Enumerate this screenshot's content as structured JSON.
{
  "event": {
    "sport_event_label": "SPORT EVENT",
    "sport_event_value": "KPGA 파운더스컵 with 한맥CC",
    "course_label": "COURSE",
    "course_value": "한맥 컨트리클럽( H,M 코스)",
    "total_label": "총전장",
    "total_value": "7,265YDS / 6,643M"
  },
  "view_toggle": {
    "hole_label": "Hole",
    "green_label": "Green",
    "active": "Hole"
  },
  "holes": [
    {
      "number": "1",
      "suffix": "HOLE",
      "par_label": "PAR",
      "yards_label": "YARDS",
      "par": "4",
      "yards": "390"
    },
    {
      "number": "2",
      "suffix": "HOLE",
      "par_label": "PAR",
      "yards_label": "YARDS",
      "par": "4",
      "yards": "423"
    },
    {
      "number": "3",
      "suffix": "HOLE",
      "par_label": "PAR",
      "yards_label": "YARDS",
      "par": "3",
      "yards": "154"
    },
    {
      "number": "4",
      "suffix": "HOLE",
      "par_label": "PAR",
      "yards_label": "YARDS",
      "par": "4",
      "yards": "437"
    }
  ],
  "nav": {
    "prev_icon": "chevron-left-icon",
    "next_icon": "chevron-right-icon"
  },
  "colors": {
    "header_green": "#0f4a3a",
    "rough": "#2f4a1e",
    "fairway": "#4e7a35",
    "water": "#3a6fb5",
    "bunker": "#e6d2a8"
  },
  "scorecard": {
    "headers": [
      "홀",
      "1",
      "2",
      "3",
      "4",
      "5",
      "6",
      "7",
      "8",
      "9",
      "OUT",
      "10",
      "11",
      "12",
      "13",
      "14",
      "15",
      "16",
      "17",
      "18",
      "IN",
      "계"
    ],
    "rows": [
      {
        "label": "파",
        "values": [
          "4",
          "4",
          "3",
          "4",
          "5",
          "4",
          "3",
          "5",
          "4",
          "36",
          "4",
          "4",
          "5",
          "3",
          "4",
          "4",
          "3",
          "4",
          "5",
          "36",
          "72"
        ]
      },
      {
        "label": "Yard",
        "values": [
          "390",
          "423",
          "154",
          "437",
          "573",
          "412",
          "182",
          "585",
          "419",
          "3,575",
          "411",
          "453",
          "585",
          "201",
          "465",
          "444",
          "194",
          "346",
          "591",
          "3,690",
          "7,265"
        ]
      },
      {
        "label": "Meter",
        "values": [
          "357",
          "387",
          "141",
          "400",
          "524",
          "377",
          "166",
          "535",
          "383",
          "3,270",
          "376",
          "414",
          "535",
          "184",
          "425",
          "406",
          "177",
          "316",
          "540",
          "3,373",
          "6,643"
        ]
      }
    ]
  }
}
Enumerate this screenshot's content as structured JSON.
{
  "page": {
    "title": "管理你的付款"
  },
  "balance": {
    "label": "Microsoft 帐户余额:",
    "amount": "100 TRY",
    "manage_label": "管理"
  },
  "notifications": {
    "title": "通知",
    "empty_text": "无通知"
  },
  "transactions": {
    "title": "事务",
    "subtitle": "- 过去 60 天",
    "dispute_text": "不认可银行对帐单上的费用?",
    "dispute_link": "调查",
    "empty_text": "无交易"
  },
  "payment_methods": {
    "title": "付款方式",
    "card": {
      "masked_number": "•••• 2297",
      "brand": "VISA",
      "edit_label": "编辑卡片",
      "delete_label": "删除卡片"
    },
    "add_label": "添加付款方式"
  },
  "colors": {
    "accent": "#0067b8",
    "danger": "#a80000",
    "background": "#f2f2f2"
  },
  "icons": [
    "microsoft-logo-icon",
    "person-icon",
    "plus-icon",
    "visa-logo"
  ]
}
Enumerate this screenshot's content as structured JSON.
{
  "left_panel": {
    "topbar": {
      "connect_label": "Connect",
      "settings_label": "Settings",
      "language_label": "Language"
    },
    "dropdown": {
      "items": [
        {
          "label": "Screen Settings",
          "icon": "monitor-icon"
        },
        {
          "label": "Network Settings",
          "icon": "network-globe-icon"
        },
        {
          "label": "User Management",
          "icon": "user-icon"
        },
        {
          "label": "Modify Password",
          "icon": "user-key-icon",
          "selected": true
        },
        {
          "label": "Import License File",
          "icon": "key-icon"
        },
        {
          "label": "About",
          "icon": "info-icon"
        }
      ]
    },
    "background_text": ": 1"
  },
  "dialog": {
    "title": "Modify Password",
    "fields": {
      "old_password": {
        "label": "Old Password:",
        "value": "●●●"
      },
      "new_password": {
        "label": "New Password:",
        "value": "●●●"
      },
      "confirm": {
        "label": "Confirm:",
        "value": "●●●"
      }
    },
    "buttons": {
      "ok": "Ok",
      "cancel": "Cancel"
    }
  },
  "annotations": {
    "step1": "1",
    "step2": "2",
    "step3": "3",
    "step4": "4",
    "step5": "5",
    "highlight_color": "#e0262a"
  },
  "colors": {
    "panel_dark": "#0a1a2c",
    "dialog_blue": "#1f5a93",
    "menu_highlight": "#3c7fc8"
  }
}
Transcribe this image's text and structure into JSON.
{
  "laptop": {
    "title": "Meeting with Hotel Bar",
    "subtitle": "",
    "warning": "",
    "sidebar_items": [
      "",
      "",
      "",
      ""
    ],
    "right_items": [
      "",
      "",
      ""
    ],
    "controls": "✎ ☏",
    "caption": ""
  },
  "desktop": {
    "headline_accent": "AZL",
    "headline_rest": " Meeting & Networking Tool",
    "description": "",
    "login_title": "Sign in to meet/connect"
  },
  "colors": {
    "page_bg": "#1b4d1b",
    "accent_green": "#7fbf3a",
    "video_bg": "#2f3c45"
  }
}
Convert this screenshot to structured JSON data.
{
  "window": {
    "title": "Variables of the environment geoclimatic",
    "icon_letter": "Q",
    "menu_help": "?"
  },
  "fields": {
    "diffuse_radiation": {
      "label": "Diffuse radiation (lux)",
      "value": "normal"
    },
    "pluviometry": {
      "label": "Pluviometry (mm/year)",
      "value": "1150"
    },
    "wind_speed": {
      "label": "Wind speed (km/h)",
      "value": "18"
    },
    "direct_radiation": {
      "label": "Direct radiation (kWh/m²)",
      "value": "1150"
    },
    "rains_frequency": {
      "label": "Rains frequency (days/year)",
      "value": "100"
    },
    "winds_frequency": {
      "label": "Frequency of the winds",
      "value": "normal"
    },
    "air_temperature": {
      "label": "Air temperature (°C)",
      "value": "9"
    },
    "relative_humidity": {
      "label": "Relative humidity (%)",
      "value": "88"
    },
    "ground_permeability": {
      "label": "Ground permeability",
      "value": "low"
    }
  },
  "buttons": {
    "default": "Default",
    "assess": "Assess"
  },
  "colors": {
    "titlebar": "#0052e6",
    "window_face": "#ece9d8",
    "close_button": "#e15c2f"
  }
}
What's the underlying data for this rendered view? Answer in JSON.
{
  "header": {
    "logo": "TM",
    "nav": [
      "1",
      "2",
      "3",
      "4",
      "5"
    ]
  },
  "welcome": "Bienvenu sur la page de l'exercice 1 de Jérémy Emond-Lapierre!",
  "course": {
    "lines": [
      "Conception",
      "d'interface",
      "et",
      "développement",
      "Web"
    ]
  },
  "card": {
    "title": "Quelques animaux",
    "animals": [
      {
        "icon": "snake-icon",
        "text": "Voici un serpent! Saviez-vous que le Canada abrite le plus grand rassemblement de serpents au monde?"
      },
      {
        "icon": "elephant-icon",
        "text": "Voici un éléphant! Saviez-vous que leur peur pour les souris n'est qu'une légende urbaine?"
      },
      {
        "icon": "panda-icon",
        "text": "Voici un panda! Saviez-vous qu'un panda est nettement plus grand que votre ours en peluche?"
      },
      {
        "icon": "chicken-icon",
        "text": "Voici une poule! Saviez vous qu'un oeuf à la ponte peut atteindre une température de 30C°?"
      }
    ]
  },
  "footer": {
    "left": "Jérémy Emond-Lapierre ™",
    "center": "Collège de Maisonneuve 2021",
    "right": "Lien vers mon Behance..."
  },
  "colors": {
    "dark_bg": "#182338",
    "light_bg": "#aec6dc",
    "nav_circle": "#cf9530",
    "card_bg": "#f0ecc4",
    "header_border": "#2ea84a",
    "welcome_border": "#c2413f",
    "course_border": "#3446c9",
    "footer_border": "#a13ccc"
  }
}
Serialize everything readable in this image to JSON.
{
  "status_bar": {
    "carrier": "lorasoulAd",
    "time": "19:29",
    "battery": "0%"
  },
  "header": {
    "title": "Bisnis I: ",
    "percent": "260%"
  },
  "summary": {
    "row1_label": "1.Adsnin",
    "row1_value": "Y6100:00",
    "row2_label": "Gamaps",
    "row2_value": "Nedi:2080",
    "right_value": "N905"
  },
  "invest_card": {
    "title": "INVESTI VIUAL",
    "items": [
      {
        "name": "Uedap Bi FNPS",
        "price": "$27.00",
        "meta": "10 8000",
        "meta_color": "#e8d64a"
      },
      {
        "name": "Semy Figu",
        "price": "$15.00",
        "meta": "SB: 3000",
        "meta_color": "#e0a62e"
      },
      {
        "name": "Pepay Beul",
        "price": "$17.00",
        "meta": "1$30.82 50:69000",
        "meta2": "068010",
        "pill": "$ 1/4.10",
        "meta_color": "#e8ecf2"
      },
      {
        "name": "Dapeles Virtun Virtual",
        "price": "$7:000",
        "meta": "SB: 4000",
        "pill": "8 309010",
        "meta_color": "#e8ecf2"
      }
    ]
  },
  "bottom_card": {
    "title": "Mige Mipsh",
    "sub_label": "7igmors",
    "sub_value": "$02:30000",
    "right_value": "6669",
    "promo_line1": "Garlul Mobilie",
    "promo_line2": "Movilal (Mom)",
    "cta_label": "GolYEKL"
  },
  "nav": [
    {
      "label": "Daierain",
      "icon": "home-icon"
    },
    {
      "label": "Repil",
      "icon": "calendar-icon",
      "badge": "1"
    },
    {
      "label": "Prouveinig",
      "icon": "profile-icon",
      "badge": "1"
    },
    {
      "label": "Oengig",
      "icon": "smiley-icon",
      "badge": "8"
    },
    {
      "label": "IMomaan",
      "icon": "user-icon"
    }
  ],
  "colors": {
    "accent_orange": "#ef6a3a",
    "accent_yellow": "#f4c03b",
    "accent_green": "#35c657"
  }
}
▬▬▬
→ **Given request**
Show every line above in which the word "plus" occurs.

→ **Output for this exercise**
    "plus-icon",
        "text": "Voici un serpent! Saviez-vous que le Canada abrite le plus grand rassemblement de serpents au monde?"
        "text": "Voici un panda! Saviez-vous qu'un panda est nettement plus grand que votre ours en peluche?"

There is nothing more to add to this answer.